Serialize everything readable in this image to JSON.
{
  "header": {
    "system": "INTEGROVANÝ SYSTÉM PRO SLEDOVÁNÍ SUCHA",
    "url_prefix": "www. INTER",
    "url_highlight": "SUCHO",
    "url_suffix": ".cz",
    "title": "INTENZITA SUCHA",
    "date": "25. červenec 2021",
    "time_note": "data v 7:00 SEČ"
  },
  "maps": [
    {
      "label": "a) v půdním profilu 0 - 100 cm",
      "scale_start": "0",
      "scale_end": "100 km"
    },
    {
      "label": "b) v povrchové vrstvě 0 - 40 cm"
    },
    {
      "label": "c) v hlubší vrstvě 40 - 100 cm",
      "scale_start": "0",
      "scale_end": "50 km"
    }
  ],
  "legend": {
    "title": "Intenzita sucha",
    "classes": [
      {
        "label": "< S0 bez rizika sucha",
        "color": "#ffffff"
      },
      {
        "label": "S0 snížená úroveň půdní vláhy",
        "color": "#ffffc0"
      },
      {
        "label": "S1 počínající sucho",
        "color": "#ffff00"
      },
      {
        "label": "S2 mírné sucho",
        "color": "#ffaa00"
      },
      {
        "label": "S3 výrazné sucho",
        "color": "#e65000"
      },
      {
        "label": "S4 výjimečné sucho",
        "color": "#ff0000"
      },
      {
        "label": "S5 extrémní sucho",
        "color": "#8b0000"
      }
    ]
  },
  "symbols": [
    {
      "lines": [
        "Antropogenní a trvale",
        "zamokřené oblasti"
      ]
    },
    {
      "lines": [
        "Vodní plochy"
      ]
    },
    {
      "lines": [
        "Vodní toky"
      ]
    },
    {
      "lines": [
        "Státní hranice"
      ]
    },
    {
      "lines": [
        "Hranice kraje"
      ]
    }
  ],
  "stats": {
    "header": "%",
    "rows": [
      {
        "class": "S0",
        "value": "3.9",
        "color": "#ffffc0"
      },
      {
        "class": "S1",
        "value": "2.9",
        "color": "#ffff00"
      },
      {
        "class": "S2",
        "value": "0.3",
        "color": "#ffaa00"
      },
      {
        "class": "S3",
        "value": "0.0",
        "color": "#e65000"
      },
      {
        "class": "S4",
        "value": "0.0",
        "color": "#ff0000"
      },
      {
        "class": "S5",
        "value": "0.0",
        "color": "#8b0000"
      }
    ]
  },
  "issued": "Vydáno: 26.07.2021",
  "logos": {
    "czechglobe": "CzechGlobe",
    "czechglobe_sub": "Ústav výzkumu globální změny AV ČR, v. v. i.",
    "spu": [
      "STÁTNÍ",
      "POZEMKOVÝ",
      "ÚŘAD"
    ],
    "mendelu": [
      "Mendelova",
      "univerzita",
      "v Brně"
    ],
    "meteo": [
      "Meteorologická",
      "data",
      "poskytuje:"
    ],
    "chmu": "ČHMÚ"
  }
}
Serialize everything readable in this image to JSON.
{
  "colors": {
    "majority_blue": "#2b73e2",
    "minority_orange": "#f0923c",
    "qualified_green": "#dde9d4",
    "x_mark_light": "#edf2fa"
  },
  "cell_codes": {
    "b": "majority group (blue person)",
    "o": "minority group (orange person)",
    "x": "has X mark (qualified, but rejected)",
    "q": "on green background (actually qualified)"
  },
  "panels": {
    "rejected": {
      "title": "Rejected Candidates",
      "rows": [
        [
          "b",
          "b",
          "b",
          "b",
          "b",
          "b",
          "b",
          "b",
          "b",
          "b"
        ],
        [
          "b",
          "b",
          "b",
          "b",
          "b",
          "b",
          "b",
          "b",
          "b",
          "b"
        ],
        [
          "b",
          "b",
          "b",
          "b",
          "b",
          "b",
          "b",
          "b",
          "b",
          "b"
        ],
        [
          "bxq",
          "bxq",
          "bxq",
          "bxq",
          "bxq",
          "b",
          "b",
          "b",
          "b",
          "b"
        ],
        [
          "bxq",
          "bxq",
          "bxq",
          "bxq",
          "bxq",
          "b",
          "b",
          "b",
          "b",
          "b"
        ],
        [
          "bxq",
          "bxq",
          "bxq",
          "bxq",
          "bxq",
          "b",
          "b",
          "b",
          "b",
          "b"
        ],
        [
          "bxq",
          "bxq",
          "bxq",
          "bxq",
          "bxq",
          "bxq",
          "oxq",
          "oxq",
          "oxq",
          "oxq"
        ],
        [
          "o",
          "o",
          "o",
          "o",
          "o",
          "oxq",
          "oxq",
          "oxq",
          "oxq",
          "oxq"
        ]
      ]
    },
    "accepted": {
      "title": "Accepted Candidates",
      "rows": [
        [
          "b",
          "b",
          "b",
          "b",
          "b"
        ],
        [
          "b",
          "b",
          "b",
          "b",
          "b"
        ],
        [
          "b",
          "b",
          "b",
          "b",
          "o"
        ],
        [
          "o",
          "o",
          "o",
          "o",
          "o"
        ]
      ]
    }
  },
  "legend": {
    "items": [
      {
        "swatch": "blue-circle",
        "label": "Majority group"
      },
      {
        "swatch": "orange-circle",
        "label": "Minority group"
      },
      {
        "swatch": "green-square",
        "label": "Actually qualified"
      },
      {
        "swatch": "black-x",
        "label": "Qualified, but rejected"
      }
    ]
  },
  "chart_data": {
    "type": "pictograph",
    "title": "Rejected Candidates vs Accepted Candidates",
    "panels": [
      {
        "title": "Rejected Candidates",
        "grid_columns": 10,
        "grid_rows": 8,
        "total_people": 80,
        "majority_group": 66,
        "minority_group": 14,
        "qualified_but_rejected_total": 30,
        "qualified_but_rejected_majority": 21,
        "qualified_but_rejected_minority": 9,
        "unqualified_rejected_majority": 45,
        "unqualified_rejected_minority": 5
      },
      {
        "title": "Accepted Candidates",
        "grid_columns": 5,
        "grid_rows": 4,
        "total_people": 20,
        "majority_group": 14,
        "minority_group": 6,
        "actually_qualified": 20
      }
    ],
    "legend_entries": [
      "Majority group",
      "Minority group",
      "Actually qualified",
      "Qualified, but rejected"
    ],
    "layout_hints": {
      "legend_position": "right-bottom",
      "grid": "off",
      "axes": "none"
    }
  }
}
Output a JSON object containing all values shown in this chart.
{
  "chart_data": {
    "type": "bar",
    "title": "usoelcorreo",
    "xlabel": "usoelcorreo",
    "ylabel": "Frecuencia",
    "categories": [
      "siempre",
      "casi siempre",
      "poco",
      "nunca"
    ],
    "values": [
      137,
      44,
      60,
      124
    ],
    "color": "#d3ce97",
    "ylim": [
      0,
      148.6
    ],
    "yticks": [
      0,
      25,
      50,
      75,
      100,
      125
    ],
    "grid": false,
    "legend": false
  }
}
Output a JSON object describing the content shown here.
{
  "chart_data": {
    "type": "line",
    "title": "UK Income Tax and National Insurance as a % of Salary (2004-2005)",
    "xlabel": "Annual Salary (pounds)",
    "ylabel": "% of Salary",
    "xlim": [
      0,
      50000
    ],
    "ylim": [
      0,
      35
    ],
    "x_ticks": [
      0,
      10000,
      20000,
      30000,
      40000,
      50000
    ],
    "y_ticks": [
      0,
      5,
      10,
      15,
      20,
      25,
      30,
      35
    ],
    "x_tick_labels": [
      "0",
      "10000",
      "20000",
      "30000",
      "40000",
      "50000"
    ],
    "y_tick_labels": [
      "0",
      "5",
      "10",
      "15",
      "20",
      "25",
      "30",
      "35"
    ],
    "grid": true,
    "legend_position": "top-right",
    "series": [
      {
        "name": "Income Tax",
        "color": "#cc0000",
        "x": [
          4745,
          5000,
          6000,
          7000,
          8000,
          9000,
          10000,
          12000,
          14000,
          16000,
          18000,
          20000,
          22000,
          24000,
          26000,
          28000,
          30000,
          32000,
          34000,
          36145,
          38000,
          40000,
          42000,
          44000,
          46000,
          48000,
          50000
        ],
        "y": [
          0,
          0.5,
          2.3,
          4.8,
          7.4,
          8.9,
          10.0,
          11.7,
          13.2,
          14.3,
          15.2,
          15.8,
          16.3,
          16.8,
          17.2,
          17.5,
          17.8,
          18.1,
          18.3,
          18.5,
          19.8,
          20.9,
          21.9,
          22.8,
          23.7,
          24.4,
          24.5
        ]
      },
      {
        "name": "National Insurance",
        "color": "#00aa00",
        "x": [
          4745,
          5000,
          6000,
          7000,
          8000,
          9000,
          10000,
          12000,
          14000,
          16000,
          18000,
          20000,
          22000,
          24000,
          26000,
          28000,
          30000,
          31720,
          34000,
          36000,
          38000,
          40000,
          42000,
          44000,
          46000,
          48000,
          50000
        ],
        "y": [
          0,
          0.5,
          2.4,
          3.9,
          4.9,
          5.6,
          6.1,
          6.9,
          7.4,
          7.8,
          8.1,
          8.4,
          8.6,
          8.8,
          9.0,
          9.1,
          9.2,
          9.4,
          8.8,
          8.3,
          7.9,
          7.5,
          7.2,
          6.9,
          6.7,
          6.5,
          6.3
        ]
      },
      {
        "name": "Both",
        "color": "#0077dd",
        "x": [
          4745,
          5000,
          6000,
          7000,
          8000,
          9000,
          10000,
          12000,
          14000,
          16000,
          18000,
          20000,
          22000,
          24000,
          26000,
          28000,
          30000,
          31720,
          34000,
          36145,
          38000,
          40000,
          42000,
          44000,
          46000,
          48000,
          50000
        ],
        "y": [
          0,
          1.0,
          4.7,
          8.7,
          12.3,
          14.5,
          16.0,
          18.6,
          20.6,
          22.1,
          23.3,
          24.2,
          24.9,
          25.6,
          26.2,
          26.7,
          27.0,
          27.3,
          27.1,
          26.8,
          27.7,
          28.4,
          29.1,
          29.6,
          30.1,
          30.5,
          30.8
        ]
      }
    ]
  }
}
· · · · ·
- **What you should do**: How many lines in the listing above contain the string "right"? Answer with the number only.

- **Task answer**: 2